start

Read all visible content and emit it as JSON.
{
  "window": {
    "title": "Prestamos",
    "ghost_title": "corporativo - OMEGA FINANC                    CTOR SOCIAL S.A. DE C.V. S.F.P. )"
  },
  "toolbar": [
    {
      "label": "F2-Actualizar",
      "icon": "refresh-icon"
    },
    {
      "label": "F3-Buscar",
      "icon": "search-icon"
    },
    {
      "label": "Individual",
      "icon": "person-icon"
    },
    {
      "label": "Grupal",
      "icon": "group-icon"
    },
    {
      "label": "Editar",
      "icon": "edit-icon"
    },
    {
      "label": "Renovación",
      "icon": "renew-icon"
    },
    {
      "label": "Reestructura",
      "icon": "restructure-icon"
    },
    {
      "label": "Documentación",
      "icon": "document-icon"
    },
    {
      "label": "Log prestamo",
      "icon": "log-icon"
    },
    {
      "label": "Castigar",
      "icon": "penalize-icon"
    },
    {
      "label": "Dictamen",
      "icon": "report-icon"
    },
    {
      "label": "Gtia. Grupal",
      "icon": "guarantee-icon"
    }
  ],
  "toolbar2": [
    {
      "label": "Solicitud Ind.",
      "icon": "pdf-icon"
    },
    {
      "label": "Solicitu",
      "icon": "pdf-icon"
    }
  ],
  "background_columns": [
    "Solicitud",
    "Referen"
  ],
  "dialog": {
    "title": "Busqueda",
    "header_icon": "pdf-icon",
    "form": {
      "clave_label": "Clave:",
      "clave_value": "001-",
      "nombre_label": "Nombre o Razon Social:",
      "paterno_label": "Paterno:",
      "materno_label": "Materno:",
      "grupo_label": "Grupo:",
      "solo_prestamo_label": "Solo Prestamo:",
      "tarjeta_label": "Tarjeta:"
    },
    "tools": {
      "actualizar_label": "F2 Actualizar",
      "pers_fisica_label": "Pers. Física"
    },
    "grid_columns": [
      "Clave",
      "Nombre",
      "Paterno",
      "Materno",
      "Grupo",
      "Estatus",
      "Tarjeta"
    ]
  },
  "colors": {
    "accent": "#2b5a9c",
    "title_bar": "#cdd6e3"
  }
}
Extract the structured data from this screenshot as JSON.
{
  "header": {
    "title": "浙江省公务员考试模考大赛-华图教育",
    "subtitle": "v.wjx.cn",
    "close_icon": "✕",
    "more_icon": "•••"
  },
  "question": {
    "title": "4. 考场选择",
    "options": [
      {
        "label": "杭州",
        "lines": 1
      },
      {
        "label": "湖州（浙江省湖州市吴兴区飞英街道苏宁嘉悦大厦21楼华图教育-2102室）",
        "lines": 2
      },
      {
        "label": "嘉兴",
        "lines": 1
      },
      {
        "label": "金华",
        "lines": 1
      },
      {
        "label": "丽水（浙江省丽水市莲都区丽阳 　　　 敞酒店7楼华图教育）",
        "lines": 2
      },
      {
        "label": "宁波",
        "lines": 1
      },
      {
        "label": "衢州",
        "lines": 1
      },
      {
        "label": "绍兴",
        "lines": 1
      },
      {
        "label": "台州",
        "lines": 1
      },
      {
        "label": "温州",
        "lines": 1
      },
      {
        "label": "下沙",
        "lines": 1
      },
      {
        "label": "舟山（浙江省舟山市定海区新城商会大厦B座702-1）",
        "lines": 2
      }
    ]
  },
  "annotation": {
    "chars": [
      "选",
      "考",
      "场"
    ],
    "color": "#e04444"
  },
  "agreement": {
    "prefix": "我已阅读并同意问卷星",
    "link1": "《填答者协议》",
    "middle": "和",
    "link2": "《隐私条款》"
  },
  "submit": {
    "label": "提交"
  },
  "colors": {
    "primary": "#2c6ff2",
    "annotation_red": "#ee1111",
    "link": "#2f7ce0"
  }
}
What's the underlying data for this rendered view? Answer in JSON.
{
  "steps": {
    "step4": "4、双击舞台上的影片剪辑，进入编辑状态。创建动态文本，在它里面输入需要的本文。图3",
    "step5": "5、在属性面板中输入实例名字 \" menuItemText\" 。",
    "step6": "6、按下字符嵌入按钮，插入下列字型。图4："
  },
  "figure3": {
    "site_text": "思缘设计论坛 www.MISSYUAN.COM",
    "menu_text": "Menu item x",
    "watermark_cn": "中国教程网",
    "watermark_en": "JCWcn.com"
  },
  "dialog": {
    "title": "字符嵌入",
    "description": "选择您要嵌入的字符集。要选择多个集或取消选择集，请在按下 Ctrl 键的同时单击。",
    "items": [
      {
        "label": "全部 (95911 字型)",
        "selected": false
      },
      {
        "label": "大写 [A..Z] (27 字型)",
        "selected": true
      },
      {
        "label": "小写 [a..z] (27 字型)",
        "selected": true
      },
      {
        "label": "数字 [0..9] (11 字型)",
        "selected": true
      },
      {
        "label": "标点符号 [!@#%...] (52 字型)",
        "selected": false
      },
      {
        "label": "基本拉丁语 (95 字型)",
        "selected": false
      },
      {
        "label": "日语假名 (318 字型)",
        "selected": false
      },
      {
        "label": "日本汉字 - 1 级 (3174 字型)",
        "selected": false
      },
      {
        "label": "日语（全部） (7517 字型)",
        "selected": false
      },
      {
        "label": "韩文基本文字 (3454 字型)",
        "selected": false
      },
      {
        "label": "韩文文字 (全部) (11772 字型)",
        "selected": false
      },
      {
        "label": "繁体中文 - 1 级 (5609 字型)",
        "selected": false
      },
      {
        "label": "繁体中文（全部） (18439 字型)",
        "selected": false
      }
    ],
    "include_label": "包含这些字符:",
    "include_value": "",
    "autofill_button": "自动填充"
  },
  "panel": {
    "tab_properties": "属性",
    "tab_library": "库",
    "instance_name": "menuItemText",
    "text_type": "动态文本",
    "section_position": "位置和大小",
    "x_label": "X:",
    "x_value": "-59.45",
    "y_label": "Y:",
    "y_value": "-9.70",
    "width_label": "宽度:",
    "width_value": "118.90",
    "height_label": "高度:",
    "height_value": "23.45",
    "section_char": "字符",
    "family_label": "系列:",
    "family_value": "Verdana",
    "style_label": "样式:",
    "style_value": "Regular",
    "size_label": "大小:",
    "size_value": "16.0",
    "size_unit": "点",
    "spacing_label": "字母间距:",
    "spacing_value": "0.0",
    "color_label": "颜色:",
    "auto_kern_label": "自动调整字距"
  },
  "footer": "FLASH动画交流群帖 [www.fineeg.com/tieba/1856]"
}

end

> STATED TASK
Retype the data in full and match it exactly.

> SOLUTION
Read all visible content and emit it as JSON.
{
  "window": {
    "title": "Prestamos",
    "ghost_title": "corporativo - OMEGA FINANC                    CTOR SOCIAL S.A. DE C.V. S.F.P. )"
  },
  "toolbar": [
    {
      "label": "F2-Actualizar",
      "icon": "refresh-icon"
    },
    {
      "label": "F3-Buscar",
      "icon": "search-icon"
    },
    {
      "label": "Individual",
      "icon": "person-icon"
    },
    {
      "label": "Grupal",
      "icon": "group-icon"
    },
    {
      "label": "Editar",
      "icon": "edit-icon"
    },
    {
      "label": "Renovación",
      "icon": "renew-icon"
    },
    {
      "label": "Reestructura",
      "icon": "restructure-icon"
    },
    {
      "label": "Documentación",
      "icon": "document-icon"
    },
    {
      "label": "Log prestamo",
      "icon": "log-icon"
    },
    {
      "label": "Castigar",
      "icon": "penalize-icon"
    },
    {
      "label": "Dictamen",
      "icon": "report-icon"
    },
    {
      "label": "Gtia. Grupal",
      "icon": "guarantee-icon"
    }
  ],
  "toolbar2": [
    {
      "label": "Solicitud Ind.",
      "icon": "pdf-icon"
    },
    {
      "label": "Solicitu",
      "icon": "pdf-icon"
    }
  ],
  "background_columns": [
    "Solicitud",
    "Referen"
  ],
  "dialog": {
    "title": "Busqueda",
    "header_icon": "pdf-icon",
    "form": {
      "clave_label": "Clave:",
      "clave_value": "001-",
      "nombre_label": "Nombre o Razon Social:",
      "paterno_label": "Paterno:",
      "materno_label": "Materno:",
      "grupo_label": "Grupo:",
      "solo_prestamo_label": "Solo Prestamo:",
      "tarjeta_label": "Tarjeta:"
    },
    "tools": {
      "actualizar_label": "F2 Actualizar",
      "pers_fisica_label": "Pers. Física"
    },
    "grid_columns": [
      "Clave",
      "Nombre",
      "Paterno",
      "Materno",
      "Grupo",
      "Estatus",
      "Tarjeta"
    ]
  },
  "colors": {
    "accent": "#2b5a9c",
    "title_bar": "#cdd6e3"
  }
}
Extract the structured data from this screenshot as JSON.
{
  "header": {
    "title": "浙江省公务员考试模考大赛-华图教育",
    "subtitle": "v.wjx.cn",
    "close_icon": "✕",
    "more_icon": "•••"
  },
  "question": {
    "title": "4. 考场选择",
    "options": [
      {
        "label": "杭州",
        "lines": 1
      },
      {
        "label": "湖州（浙江省湖州市吴兴区飞英街道苏宁嘉悦大厦21楼华图教育-2102室）",
        "lines": 2
      },
      {
        "label": "嘉兴",
        "lines": 1
      },
      {
        "label": "金华",
        "lines": 1
      },
      {
        "label": "丽水（浙江省丽水市莲都区丽阳 　　　 敞酒店7楼华图教育）",
        "lines": 2
      },
      {
        "label": "宁波",
        "lines": 1
      },
      {
        "label": "衢州",
        "lines": 1
      },
      {
        "label": "绍兴",
        "lines": 1
      },
      {
        "label": "台州",
        "lines": 1
      },
      {
        "label": "温州",
        "lines": 1
      },
      {
        "label": "下沙",
        "lines": 1
      },
      {
        "label": "舟山（浙江省舟山市定海区新城商会大厦B座702-1）",
        "lines": 2
      }
    ]
  },
  "annotation": {
    "chars": [
      "选",
      "考",
      "场"
    ],
    "color": "#e04444"
  },
  "agreement": {
    "prefix": "我已阅读并同意问卷星",
    "link1": "《填答者协议》",
    "middle": "和",
    "link2": "《隐私条款》"
  },
  "submit": {
    "label": "提交"
  },
  "colors": {
    "primary": "#2c6ff2",
    "annotation_red": "#ee1111",
    "link": "#2f7ce0"
  }
}
What's the underlying data for this rendered view? Answer in JSON.
{
  "steps": {
    "step4": "4、双击舞台上的影片剪辑，进入编辑状态。创建动态文本，在它里面输入需要的本文。图3",
    "step5": "5、在属性面板中输入实例名字 \" menuItemText\" 。",
    "step6": "6、按下字符嵌入按钮，插入下列字型。图4："
  },
  "figure3": {
    "site_text": "思缘设计论坛 www.MISSYUAN.COM",
    "menu_text": "Menu item x",
    "watermark_cn": "中国教程网",
    "watermark_en": "JCWcn.com"
  },
  "dialog": {
    "title": "字符嵌入",
    "description": "选择您要嵌入的字符集。要选择多个集或取消选择集，请在按下 Ctrl 键的同时单击。",
    "items": [
      {
        "label": "全部 (95911 字型)",
        "selected": false
      },
      {
        "label": "大写 [A..Z] (27 字型)",
        "selected": true
      },
      {
        "label": "小写 [a..z] (27 字型)",
        "selected": true
      },
      {
        "label": "数字 [0..9] (11 字型)",
        "selected": true
      },
      {
        "label": "标点符号 [!@#%...] (52 字型)",
        "selected": false
      },
      {
        "label": "基本拉丁语 (95 字型)",
        "selected": false
      },
      {
        "label": "日语假名 (318 字型)",
        "selected": false
      },
      {
        "label": "日本汉字 - 1 级 (3174 字型)",
        "selected": false
      },
      {
        "label": "日语（全部） (7517 字型)",
        "selected": false
      },
      {
        "label": "韩文基本文字 (3454 字型)",
        "selected": false
      },
      {
        "label": "韩文文字 (全部) (11772 字型)",
        "selected": false
      },
      {
        "label": "繁体中文 - 1 级 (5609 字型)",
        "selected": false
      },
      {
        "label": "繁体中文（全部） (18439 字型)",
        "selected": false
      }
    ],
    "include_label": "包含这些字符:",
    "include_value": "",
    "autofill_button": "自动填充"
  },
  "panel": {
    "tab_properties": "属性",
    "tab_library": "库",
    "instance_name": "menuItemText",
    "text_type": "动态文本",
    "section_position": "位置和大小",
    "x_label": "X:",
    "x_value": "-59.45",
    "y_label": "Y:",
    "y_value": "-9.70",
    "width_label": "宽度:",
    "width_value": "118.90",
    "height_label": "高度:",
    "height_value": "23.45",
    "section_char": "字符",
    "family_label": "系列:",
    "family_value": "Verdana",
    "style_label": "样式:",
    "style_value": "Regular",
    "size_label": "大小:",
    "size_value": "16.0",
    "size_unit": "点",
    "spacing_label": "字母间距:",
    "spacing_value": "0.0",
    "color_label": "颜色:",
    "auto_kern_label": "自动调整字距"
  },
  "footer": "FLASH动画交流群帖 [www.fineeg.com/tieba/1856]"
}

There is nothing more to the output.